— Start Task data —

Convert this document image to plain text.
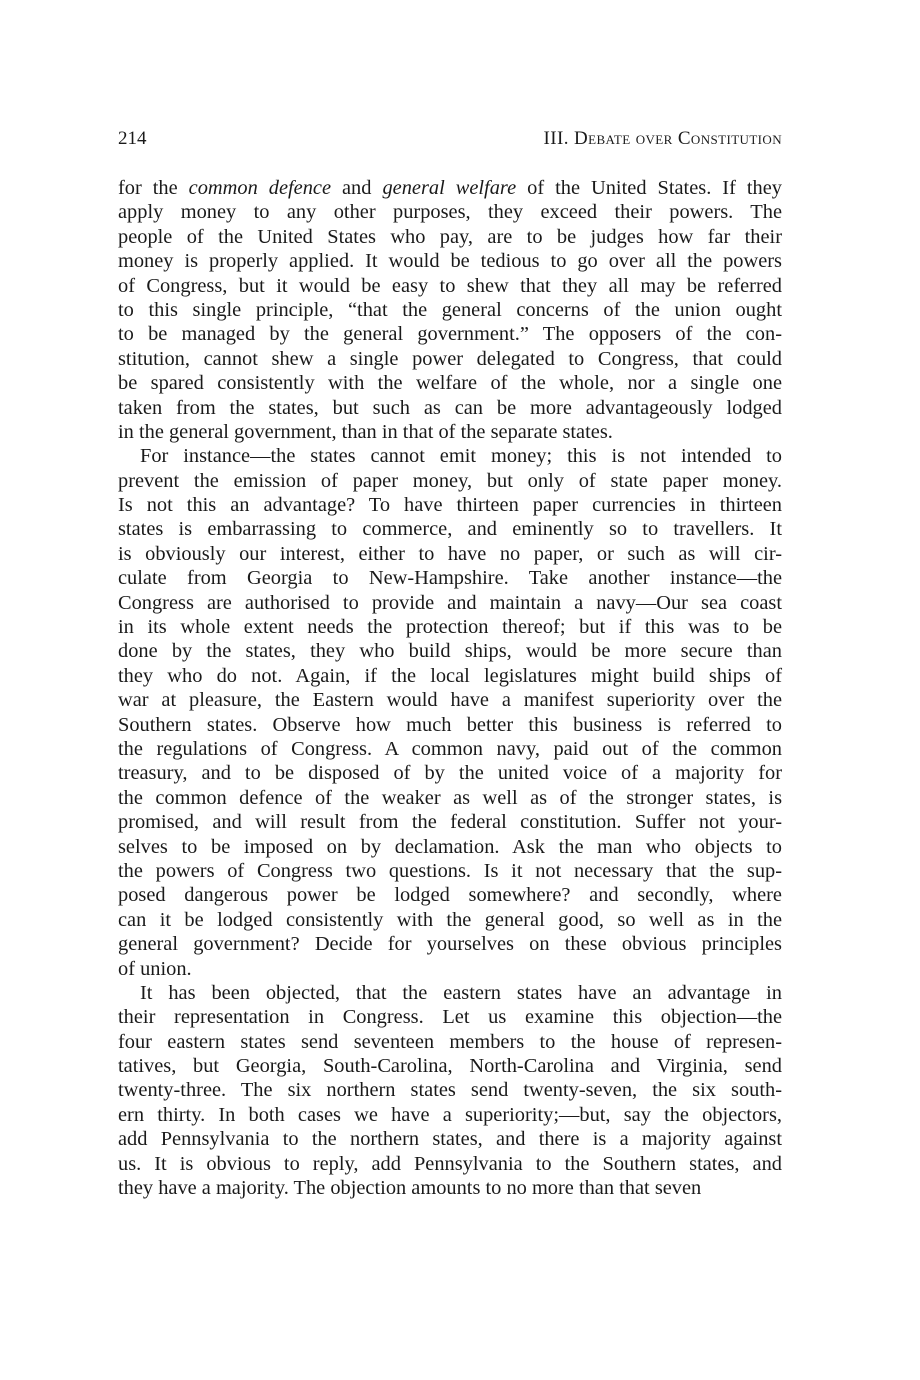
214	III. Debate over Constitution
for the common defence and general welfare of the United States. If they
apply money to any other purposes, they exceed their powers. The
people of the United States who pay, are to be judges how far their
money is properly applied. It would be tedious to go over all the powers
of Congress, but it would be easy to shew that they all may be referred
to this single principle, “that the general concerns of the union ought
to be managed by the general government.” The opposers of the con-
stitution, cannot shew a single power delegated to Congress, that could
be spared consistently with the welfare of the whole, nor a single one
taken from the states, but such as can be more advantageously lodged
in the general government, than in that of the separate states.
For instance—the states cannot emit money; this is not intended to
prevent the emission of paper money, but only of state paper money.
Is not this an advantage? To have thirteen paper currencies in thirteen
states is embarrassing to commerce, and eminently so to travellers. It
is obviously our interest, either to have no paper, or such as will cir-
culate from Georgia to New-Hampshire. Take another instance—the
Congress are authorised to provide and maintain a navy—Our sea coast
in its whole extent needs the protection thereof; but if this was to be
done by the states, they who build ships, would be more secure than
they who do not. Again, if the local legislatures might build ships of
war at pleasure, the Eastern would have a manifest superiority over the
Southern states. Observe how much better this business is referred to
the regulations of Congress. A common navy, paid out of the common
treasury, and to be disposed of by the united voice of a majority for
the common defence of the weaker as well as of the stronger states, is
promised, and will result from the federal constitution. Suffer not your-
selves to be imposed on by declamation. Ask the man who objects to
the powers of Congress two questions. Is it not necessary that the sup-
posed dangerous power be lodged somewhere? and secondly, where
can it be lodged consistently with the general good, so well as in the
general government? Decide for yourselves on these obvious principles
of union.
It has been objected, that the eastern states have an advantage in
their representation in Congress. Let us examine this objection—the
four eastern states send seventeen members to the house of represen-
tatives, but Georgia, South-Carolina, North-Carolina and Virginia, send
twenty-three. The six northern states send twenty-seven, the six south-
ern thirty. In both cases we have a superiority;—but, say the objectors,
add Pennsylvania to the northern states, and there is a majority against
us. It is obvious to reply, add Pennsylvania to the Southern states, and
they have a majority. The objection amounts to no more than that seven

— End Task data —
— Start Task data —

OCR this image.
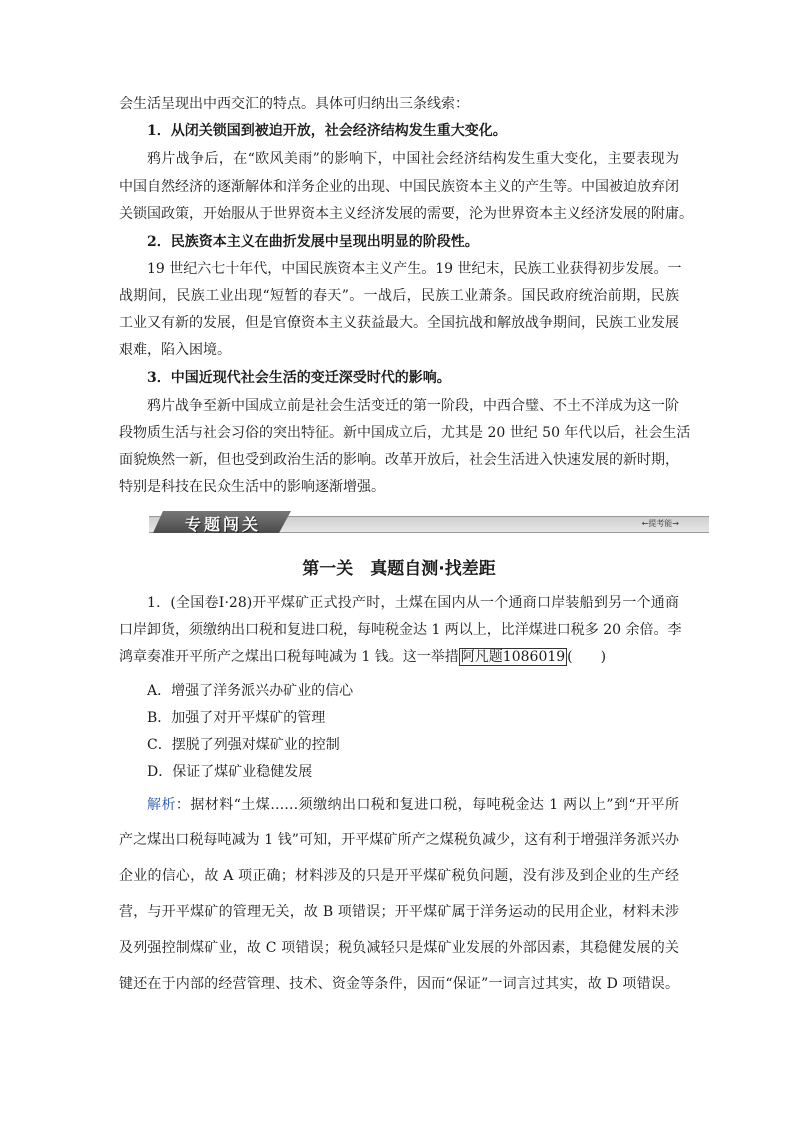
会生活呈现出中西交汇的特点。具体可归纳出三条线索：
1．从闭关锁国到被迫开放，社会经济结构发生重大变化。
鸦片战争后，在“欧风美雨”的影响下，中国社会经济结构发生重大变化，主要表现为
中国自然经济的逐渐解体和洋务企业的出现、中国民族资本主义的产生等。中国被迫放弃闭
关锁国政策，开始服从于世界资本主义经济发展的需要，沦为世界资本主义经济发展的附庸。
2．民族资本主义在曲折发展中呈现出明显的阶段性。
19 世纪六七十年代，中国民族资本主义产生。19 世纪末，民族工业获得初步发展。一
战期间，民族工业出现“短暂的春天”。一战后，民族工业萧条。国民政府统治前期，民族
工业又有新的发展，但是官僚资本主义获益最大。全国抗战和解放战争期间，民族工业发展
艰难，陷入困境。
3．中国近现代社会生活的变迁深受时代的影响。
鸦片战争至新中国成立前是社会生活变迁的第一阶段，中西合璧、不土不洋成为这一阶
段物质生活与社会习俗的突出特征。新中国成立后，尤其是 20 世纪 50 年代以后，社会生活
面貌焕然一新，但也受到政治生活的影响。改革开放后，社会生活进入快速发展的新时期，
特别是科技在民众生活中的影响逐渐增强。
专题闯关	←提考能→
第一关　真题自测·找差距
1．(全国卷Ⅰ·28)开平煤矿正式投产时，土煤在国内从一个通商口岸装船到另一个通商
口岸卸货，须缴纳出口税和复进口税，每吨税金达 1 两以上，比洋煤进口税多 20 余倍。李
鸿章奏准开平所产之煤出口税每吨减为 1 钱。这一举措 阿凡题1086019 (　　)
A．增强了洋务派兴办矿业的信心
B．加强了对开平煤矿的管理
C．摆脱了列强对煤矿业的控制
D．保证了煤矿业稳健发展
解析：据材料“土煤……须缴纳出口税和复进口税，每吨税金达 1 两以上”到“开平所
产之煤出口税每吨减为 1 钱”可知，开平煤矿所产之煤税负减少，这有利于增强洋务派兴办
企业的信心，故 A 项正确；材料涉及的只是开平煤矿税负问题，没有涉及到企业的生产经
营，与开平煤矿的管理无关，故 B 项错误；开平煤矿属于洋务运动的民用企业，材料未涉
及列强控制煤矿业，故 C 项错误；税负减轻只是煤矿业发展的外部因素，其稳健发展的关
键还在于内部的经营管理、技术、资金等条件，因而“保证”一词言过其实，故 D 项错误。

— End Task data —
— Start Task data —

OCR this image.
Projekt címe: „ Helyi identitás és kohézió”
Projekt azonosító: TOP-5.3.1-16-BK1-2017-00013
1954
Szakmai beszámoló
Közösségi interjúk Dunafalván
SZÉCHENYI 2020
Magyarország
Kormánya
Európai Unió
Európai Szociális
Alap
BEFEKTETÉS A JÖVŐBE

— End Task data —

§ Given problem
Check each line above for the string "general", then copy the ones that have it.

§ Answer to this exercise
for the common defence and general welfare of the United States. If they
to this single principle, “that the general concerns of the union ought
to be managed by the general government.” The opposers of the con-
in the general government, than in that of the separate states.
can it be lodged consistently with the general good, so well as in the
general government? Decide for yourselves on these obvious principles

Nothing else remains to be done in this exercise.